▶ _TO DO_:
Repeat, line for line, the entries printed below.
========================================
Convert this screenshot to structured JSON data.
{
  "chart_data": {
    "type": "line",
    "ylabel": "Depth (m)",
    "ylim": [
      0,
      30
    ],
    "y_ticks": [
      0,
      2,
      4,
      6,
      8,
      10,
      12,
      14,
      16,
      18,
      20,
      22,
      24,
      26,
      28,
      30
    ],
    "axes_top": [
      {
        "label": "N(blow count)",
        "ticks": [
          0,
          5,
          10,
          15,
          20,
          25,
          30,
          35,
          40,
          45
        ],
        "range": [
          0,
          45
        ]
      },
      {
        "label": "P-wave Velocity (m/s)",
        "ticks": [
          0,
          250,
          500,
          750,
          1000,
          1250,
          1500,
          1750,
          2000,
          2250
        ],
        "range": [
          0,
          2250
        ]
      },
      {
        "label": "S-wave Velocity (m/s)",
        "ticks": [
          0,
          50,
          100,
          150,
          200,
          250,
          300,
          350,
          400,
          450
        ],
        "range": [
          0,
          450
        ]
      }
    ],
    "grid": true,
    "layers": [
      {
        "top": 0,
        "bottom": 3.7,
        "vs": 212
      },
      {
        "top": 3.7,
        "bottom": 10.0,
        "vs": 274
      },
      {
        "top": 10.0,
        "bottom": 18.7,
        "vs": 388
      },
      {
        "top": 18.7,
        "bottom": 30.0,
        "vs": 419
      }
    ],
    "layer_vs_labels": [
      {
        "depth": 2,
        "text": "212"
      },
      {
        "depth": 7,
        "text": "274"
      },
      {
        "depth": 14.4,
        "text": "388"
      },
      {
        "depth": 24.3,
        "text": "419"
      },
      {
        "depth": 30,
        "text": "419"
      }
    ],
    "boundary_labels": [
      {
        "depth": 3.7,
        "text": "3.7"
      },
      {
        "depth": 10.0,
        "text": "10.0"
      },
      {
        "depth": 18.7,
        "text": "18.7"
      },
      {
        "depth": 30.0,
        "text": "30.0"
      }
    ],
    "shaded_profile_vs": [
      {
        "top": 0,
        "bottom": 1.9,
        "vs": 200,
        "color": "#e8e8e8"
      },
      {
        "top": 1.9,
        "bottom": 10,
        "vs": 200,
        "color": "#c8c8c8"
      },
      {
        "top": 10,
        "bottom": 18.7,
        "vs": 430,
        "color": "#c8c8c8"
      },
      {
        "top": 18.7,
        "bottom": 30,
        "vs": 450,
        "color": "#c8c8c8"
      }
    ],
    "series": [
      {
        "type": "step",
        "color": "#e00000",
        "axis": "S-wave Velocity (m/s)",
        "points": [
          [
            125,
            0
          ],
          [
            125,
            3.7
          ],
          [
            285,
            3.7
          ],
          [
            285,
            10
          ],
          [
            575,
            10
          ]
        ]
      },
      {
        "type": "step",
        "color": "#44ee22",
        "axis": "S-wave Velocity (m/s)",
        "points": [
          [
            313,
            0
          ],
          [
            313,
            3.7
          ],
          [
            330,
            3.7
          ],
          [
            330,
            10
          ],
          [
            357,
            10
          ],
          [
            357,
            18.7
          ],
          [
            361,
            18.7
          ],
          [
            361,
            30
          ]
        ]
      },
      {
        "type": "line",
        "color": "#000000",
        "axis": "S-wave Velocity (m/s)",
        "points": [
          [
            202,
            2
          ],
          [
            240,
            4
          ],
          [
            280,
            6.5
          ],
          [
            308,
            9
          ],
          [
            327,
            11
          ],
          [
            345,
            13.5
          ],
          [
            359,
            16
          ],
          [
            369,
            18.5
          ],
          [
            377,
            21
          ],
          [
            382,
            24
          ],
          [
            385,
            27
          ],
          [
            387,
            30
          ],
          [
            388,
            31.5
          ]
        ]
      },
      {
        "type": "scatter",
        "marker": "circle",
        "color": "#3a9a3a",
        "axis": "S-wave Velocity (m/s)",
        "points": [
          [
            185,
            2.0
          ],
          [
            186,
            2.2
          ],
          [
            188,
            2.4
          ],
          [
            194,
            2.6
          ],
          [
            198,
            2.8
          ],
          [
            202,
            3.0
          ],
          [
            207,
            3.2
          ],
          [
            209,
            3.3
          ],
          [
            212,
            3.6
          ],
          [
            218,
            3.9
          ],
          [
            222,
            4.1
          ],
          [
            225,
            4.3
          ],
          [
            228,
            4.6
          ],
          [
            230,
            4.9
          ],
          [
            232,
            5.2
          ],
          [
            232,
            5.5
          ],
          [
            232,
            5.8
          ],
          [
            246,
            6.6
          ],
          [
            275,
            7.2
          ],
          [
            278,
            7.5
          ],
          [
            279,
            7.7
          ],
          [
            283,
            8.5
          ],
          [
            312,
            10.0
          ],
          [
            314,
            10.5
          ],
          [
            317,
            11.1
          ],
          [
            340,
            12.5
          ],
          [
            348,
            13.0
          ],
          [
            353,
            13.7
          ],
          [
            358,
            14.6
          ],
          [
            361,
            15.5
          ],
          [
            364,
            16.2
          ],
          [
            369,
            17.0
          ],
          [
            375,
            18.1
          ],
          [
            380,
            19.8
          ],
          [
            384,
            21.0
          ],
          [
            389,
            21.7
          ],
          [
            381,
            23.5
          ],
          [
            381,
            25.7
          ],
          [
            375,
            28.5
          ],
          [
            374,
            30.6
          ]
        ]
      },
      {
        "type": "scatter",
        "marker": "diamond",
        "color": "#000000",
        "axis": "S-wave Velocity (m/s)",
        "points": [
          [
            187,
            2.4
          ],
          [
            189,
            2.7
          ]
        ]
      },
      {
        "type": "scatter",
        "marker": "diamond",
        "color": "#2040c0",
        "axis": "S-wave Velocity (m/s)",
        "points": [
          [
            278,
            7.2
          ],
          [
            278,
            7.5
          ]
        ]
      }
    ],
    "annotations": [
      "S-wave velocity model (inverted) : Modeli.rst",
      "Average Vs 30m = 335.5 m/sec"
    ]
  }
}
========================================
▶ _RESULT_:
Convert this screenshot to structured JSON data.
{
  "chart_data": {
    "type": "line",
    "ylabel": "Depth (m)",
    "ylim": [
      0,
      30
    ],
    "y_ticks": [
      0,
      2,
      4,
      6,
      8,
      10,
      12,
      14,
      16,
      18,
      20,
      22,
      24,
      26,
      28,
      30
    ],
    "axes_top": [
      {
        "label": "N(blow count)",
        "ticks": [
          0,
          5,
          10,
          15,
          20,
          25,
          30,
          35,
          40,
          45
        ],
        "range": [
          0,
          45
        ]
      },
      {
        "label": "P-wave Velocity (m/s)",
        "ticks": [
          0,
          250,
          500,
          750,
          1000,
          1250,
          1500,
          1750,
          2000,
          2250
        ],
        "range": [
          0,
          2250
        ]
      },
      {
        "label": "S-wave Velocity (m/s)",
        "ticks": [
          0,
          50,
          100,
          150,
          200,
          250,
          300,
          350,
          400,
          450
        ],
        "range": [
          0,
          450
        ]
      }
    ],
    "grid": true,
    "layers": [
      {
        "top": 0,
        "bottom": 3.7,
        "vs": 212
      },
      {
        "top": 3.7,
        "bottom": 10.0,
        "vs": 274
      },
      {
        "top": 10.0,
        "bottom": 18.7,
        "vs": 388
      },
      {
        "top": 18.7,
        "bottom": 30.0,
        "vs": 419
      }
    ],
    "layer_vs_labels": [
      {
        "depth": 2,
        "text": "212"
      },
      {
        "depth": 7,
        "text": "274"
      },
      {
        "depth": 14.4,
        "text": "388"
      },
      {
        "depth": 24.3,
        "text": "419"
      },
      {
        "depth": 30,
        "text": "419"
      }
    ],
    "boundary_labels": [
      {
        "depth": 3.7,
        "text": "3.7"
      },
      {
        "depth": 10.0,
        "text": "10.0"
      },
      {
        "depth": 18.7,
        "text": "18.7"
      },
      {
        "depth": 30.0,
        "text": "30.0"
      }
    ],
    "shaded_profile_vs": [
      {
        "top": 0,
        "bottom": 1.9,
        "vs": 200,
        "color": "#e8e8e8"
      },
      {
        "top": 1.9,
        "bottom": 10,
        "vs": 200,
        "color": "#c8c8c8"
      },
      {
        "top": 10,
        "bottom": 18.7,
        "vs": 430,
        "color": "#c8c8c8"
      },
      {
        "top": 18.7,
        "bottom": 30,
        "vs": 450,
        "color": "#c8c8c8"
      }
    ],
    "series": [
      {
        "type": "step",
        "color": "#e00000",
        "axis": "S-wave Velocity (m/s)",
        "points": [
          [
            125,
            0
          ],
          [
            125,
            3.7
          ],
          [
            285,
            3.7
          ],
          [
            285,
            10
          ],
          [
            575,
            10
          ]
        ]
      },
      {
        "type": "step",
        "color": "#44ee22",
        "axis": "S-wave Velocity (m/s)",
        "points": [
          [
            313,
            0
          ],
          [
            313,
            3.7
          ],
          [
            330,
            3.7
          ],
          [
            330,
            10
          ],
          [
            357,
            10
          ],
          [
            357,
            18.7
          ],
          [
            361,
            18.7
          ],
          [
            361,
            30
          ]
        ]
      },
      {
        "type": "line",
        "color": "#000000",
        "axis": "S-wave Velocity (m/s)",
        "points": [
          [
            202,
            2
          ],
          [
            240,
            4
          ],
          [
            280,
            6.5
          ],
          [
            308,
            9
          ],
          [
            327,
            11
          ],
          [
            345,
            13.5
          ],
          [
            359,
            16
          ],
          [
            369,
            18.5
          ],
          [
            377,
            21
          ],
          [
            382,
            24
          ],
          [
            385,
            27
          ],
          [
            387,
            30
          ],
          [
            388,
            31.5
          ]
        ]
      },
      {
        "type": "scatter",
        "marker": "circle",
        "color": "#3a9a3a",
        "axis": "S-wave Velocity (m/s)",
        "points": [
          [
            185,
            2.0
          ],
          [
            186,
            2.2
          ],
          [
            188,
            2.4
          ],
          [
            194,
            2.6
          ],
          [
            198,
            2.8
          ],
          [
            202,
            3.0
          ],
          [
            207,
            3.2
          ],
          [
            209,
            3.3
          ],
          [
            212,
            3.6
          ],
          [
            218,
            3.9
          ],
          [
            222,
            4.1
          ],
          [
            225,
            4.3
          ],
          [
            228,
            4.6
          ],
          [
            230,
            4.9
          ],
          [
            232,
            5.2
          ],
          [
            232,
            5.5
          ],
          [
            232,
            5.8
          ],
          [
            246,
            6.6
          ],
          [
            275,
            7.2
          ],
          [
            278,
            7.5
          ],
          [
            279,
            7.7
          ],
          [
            283,
            8.5
          ],
          [
            312,
            10.0
          ],
          [
            314,
            10.5
          ],
          [
            317,
            11.1
          ],
          [
            340,
            12.5
          ],
          [
            348,
            13.0
          ],
          [
            353,
            13.7
          ],
          [
            358,
            14.6
          ],
          [
            361,
            15.5
          ],
          [
            364,
            16.2
          ],
          [
            369,
            17.0
          ],
          [
            375,
            18.1
          ],
          [
            380,
            19.8
          ],
          [
            384,
            21.0
          ],
          [
            389,
            21.7
          ],
          [
            381,
            23.5
          ],
          [
            381,
            25.7
          ],
          [
            375,
            28.5
          ],
          [
            374,
            30.6
          ]
        ]
      },
      {
        "type": "scatter",
        "marker": "diamond",
        "color": "#000000",
        "axis": "S-wave Velocity (m/s)",
        "points": [
          [
            187,
            2.4
          ],
          [
            189,
            2.7
          ]
        ]
      },
      {
        "type": "scatter",
        "marker": "diamond",
        "color": "#2040c0",
        "axis": "S-wave Velocity (m/s)",
        "points": [
          [
            278,
            7.2
          ],
          [
            278,
            7.5
          ]
        ]
      }
    ],
    "annotations": [
      "S-wave velocity model (inverted) : Modeli.rst",
      "Average Vs 30m = 335.5 m/sec"
    ]
  }
}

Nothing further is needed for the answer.